▶ _Task instructions_: Return all entries precisely as they stand, without the images.

▶ _Data_:
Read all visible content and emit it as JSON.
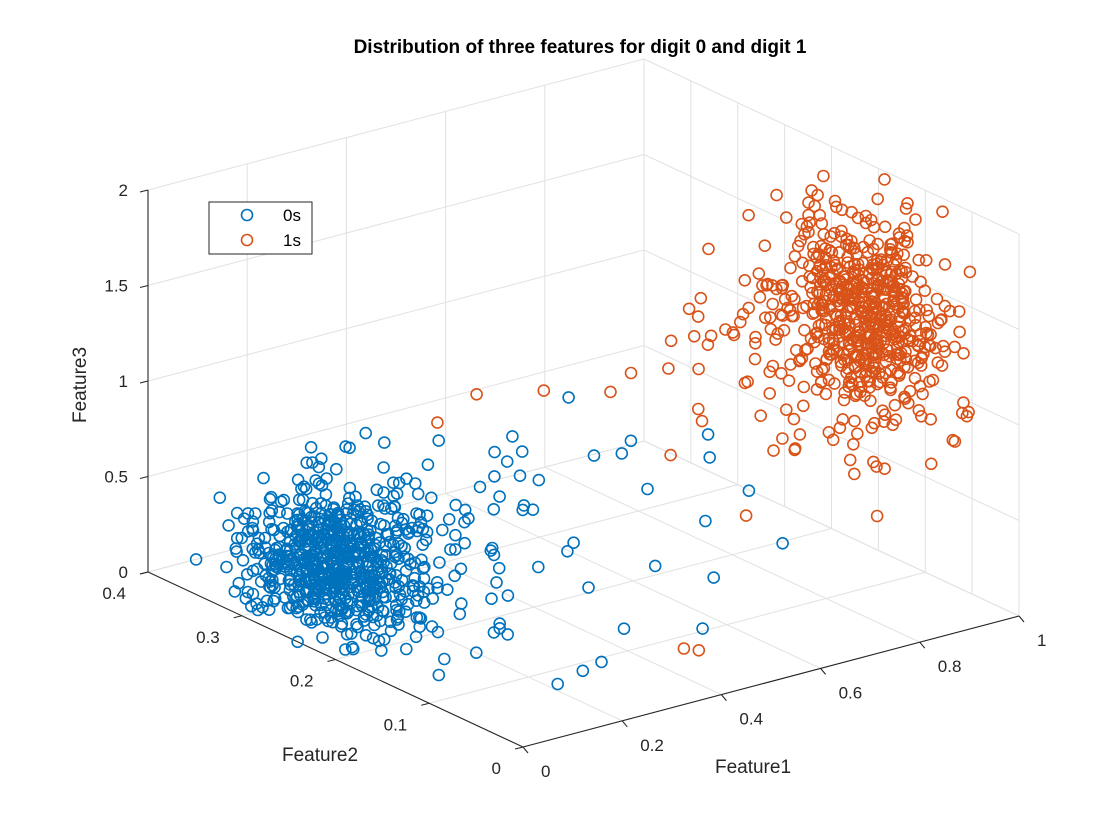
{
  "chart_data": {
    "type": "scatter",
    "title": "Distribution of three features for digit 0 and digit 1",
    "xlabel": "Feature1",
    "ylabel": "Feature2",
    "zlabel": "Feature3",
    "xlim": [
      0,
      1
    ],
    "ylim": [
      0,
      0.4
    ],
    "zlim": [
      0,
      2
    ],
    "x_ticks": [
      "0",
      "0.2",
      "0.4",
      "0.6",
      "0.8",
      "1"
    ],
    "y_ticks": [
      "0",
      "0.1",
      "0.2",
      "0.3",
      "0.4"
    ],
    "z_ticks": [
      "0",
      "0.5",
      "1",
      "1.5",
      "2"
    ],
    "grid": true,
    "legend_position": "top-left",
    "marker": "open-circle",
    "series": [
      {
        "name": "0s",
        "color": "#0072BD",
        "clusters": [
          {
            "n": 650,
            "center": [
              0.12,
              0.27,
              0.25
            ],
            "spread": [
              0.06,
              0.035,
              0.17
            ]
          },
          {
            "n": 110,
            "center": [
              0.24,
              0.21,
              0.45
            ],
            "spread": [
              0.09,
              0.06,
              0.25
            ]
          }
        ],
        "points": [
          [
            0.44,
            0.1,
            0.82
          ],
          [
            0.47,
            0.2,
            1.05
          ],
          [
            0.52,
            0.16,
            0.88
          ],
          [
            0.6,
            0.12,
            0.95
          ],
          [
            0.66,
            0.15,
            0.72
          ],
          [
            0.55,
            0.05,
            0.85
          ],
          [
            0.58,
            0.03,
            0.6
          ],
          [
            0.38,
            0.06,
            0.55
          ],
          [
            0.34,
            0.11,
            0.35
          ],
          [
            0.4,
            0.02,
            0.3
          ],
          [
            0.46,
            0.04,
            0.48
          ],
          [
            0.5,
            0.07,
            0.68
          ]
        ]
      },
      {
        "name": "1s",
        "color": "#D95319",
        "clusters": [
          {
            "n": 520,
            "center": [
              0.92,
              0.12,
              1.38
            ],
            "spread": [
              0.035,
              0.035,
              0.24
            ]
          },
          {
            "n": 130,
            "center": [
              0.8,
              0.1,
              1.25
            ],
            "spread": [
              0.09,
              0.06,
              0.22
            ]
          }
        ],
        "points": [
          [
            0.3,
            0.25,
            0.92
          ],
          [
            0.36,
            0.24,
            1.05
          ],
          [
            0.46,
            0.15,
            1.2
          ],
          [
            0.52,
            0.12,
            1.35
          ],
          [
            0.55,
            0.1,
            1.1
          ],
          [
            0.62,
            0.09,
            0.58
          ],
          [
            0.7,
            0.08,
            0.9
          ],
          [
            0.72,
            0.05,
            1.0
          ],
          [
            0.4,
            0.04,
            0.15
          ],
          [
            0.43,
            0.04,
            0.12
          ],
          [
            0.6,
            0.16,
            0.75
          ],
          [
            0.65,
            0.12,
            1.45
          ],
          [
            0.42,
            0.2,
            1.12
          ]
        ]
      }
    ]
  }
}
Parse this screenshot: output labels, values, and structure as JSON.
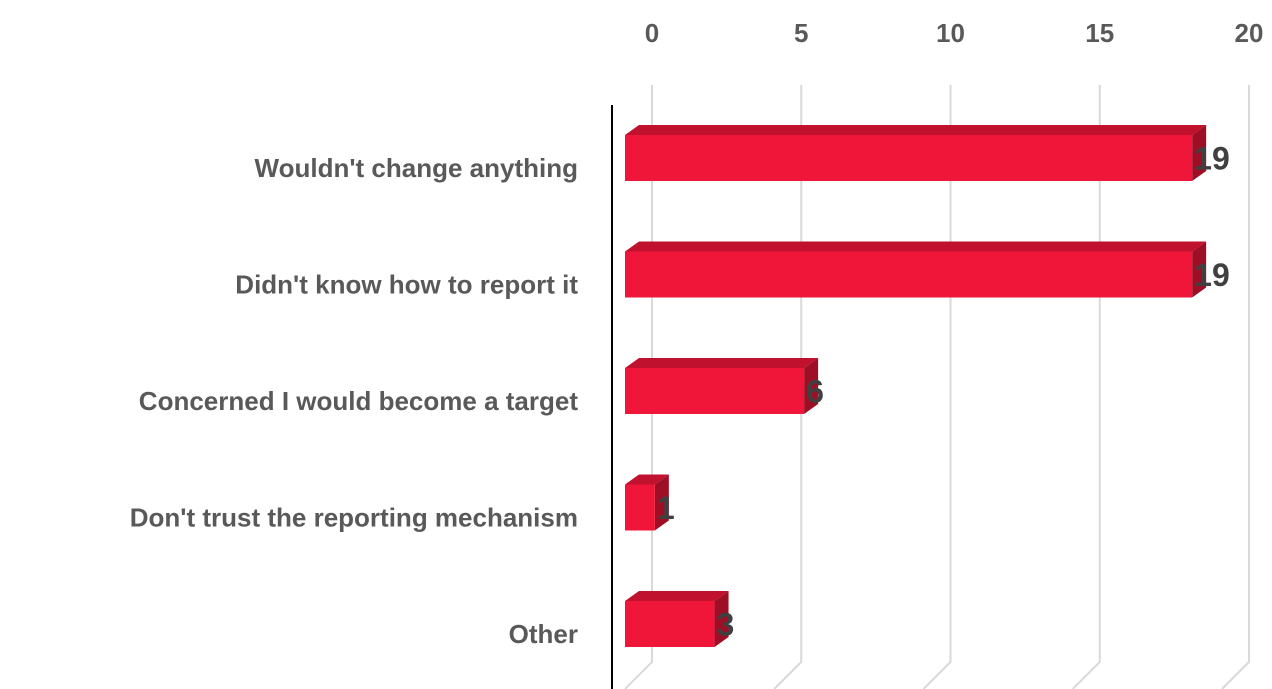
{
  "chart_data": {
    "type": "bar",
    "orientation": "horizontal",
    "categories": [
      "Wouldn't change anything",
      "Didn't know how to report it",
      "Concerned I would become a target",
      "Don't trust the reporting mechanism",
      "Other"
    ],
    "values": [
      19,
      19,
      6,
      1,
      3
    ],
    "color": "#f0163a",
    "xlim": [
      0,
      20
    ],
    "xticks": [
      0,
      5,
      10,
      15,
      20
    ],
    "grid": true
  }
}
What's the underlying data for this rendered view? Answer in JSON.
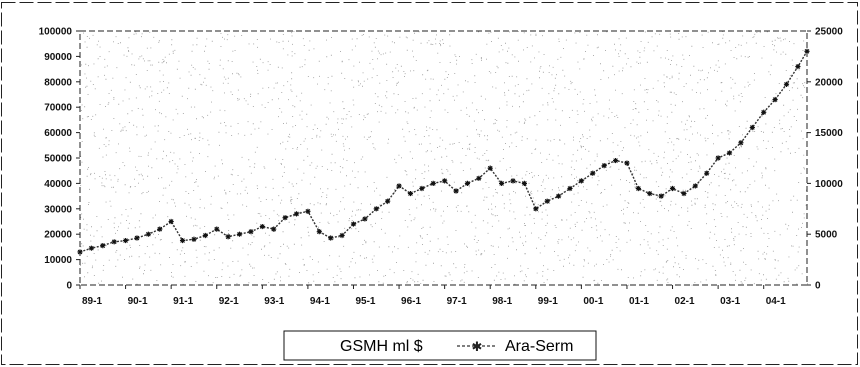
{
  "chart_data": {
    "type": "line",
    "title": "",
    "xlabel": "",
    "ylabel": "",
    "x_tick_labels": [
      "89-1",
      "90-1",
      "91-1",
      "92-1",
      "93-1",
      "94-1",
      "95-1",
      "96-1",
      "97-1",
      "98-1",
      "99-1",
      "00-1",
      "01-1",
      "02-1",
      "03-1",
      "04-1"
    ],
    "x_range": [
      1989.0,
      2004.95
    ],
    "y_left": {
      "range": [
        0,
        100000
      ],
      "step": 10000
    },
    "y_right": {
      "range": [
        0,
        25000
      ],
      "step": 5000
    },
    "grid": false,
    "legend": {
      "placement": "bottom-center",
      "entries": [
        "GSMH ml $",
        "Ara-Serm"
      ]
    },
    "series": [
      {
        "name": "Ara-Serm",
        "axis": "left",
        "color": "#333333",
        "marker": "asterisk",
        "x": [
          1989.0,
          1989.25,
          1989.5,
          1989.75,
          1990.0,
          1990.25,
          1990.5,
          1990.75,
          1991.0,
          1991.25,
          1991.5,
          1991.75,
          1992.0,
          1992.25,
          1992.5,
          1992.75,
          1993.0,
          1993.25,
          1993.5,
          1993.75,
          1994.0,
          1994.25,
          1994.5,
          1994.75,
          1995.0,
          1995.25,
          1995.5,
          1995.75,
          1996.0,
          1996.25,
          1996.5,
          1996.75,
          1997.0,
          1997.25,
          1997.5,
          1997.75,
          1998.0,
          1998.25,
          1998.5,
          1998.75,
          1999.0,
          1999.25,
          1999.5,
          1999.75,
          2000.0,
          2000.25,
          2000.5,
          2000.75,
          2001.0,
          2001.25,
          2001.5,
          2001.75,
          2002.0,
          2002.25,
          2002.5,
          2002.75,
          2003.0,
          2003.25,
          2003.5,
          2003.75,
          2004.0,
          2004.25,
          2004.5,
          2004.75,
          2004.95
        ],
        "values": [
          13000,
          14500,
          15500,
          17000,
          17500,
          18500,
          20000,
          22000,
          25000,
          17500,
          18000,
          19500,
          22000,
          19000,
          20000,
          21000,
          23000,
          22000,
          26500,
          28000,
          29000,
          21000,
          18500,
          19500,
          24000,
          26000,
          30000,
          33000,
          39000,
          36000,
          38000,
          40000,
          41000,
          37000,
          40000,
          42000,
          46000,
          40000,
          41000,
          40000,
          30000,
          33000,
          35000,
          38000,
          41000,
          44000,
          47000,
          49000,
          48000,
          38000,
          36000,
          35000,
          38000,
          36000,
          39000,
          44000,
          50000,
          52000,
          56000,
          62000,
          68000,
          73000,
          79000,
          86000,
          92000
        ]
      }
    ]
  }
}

▶ _Answer for this exercise_:
Read all visible content and emit it as JSON.
{
  "chart_data": {
    "type": "scatter",
    "title": "Distribution of three features for digit 0 and digit 1",
    "xlabel": "Feature1",
    "ylabel": "Feature2",
    "zlabel": "Feature3",
    "xlim": [
      0,
      1
    ],
    "ylim": [
      0,
      0.4
    ],
    "zlim": [
      0,
      2
    ],
    "x_ticks": [
      "0",
      "0.2",
      "0.4",
      "0.6",
      "0.8",
      "1"
    ],
    "y_ticks": [
      "0",
      "0.1",
      "0.2",
      "0.3",
      "0.4"
    ],
    "z_ticks": [
      "0",
      "0.5",
      "1",
      "1.5",
      "2"
    ],
    "grid": true,
    "legend_position": "top-left",
    "marker": "open-circle",
    "series": [
      {
        "name": "0s",
        "color": "#0072BD",
        "clusters": [
          {
            "n": 650,
            "center": [
              0.12,
              0.27,
              0.25
            ],
            "spread": [
              0.06,
              0.035,
              0.17
            ]
          },
          {
            "n": 110,
            "center": [
              0.24,
              0.21,
              0.45
            ],
            "spread": [
              0.09,
              0.06,
              0.25
            ]
          }
        ],
        "points": [
          [
            0.44,
            0.1,
            0.82
          ],
          [
            0.47,
            0.2,
            1.05
          ],
          [
            0.52,
            0.16,
            0.88
          ],
          [
            0.6,
            0.12,
            0.95
          ],
          [
            0.66,
            0.15,
            0.72
          ],
          [
            0.55,
            0.05,
            0.85
          ],
          [
            0.58,
            0.03,
            0.6
          ],
          [
            0.38,
            0.06,
            0.55
          ],
          [
            0.34,
            0.11,
            0.35
          ],
          [
            0.4,
            0.02,
            0.3
          ],
          [
            0.46,
            0.04,
            0.48
          ],
          [
            0.5,
            0.07,
            0.68
          ]
        ]
      },
      {
        "name": "1s",
        "color": "#D95319",
        "clusters": [
          {
            "n": 520,
            "center": [
              0.92,
              0.12,
              1.38
            ],
            "spread": [
              0.035,
              0.035,
              0.24
            ]
          },
          {
            "n": 130,
            "center": [
              0.8,
              0.1,
              1.25
            ],
            "spread": [
              0.09,
              0.06,
              0.22
            ]
          }
        ],
        "points": [
          [
            0.3,
            0.25,
            0.92
          ],
          [
            0.36,
            0.24,
            1.05
          ],
          [
            0.46,
            0.15,
            1.2
          ],
          [
            0.52,
            0.12,
            1.35
          ],
          [
            0.55,
            0.1,
            1.1
          ],
          [
            0.62,
            0.09,
            0.58
          ],
          [
            0.7,
            0.08,
            0.9
          ],
          [
            0.72,
            0.05,
            1.0
          ],
          [
            0.4,
            0.04,
            0.15
          ],
          [
            0.43,
            0.04,
            0.12
          ],
          [
            0.6,
            0.16,
            0.75
          ],
          [
            0.65,
            0.12,
            1.45
          ],
          [
            0.42,
            0.2,
            1.12
          ]
        ]
      }
    ]
  }
}
Parse this screenshot: output labels, values, and structure as JSON.
{
  "chart_data": {
    "type": "bar",
    "orientation": "horizontal",
    "categories": [
      "Wouldn't change anything",
      "Didn't know how to report it",
      "Concerned I would become a target",
      "Don't trust the reporting mechanism",
      "Other"
    ],
    "values": [
      19,
      19,
      6,
      1,
      3
    ],
    "color": "#f0163a",
    "xlim": [
      0,
      20
    ],
    "xticks": [
      0,
      5,
      10,
      15,
      20
    ],
    "grid": true
  }
}
What's the underlying data for this rendered view? Answer in JSON.
{
  "chart_data": {
    "type": "line",
    "title": "",
    "xlabel": "",
    "ylabel": "",
    "x_tick_labels": [
      "89-1",
      "90-1",
      "91-1",
      "92-1",
      "93-1",
      "94-1",
      "95-1",
      "96-1",
      "97-1",
      "98-1",
      "99-1",
      "00-1",
      "01-1",
      "02-1",
      "03-1",
      "04-1"
    ],
    "x_range": [
      1989.0,
      2004.95
    ],
    "y_left": {
      "range": [
        0,
        100000
      ],
      "step": 10000
    },
    "y_right": {
      "range": [
        0,
        25000
      ],
      "step": 5000
    },
    "grid": false,
    "legend": {
      "placement": "bottom-center",
      "entries": [
        "GSMH ml $",
        "Ara-Serm"
      ]
    },
    "series": [
      {
        "name": "Ara-Serm",
        "axis": "left",
        "color": "#333333",
        "marker": "asterisk",
        "x": [
          1989.0,
          1989.25,
          1989.5,
          1989.75,
          1990.0,
          1990.25,
          1990.5,
          1990.75,
          1991.0,
          1991.25,
          1991.5,
          1991.75,
          1992.0,
          1992.25,
          1992.5,
          1992.75,
          1993.0,
          1993.25,
          1993.5,
          1993.75,
          1994.0,
          1994.25,
          1994.5,
          1994.75,
          1995.0,
          1995.25,
          1995.5,
          1995.75,
          1996.0,
          1996.25,
          1996.5,
          1996.75,
          1997.0,
          1997.25,
          1997.5,
          1997.75,
          1998.0,
          1998.25,
          1998.5,
          1998.75,
          1999.0,
          1999.25,
          1999.5,
          1999.75,
          2000.0,
          2000.25,
          2000.5,
          2000.75,
          2001.0,
          2001.25,
          2001.5,
          2001.75,
          2002.0,
          2002.25,
          2002.5,
          2002.75,
          2003.0,
          2003.25,
          2003.5,
          2003.75,
          2004.0,
          2004.25,
          2004.5,
          2004.75,
          2004.95
        ],
        "values": [
          13000,
          14500,
          15500,
          17000,
          17500,
          18500,
          20000,
          22000,
          25000,
          17500,
          18000,
          19500,
          22000,
          19000,
          20000,
          21000,
          23000,
          22000,
          26500,
          28000,
          29000,
          21000,
          18500,
          19500,
          24000,
          26000,
          30000,
          33000,
          39000,
          36000,
          38000,
          40000,
          41000,
          37000,
          40000,
          42000,
          46000,
          40000,
          41000,
          40000,
          30000,
          33000,
          35000,
          38000,
          41000,
          44000,
          47000,
          49000,
          48000,
          38000,
          36000,
          35000,
          38000,
          36000,
          39000,
          44000,
          50000,
          52000,
          56000,
          62000,
          68000,
          73000,
          79000,
          86000,
          92000
        ]
      }
    ]
  }
}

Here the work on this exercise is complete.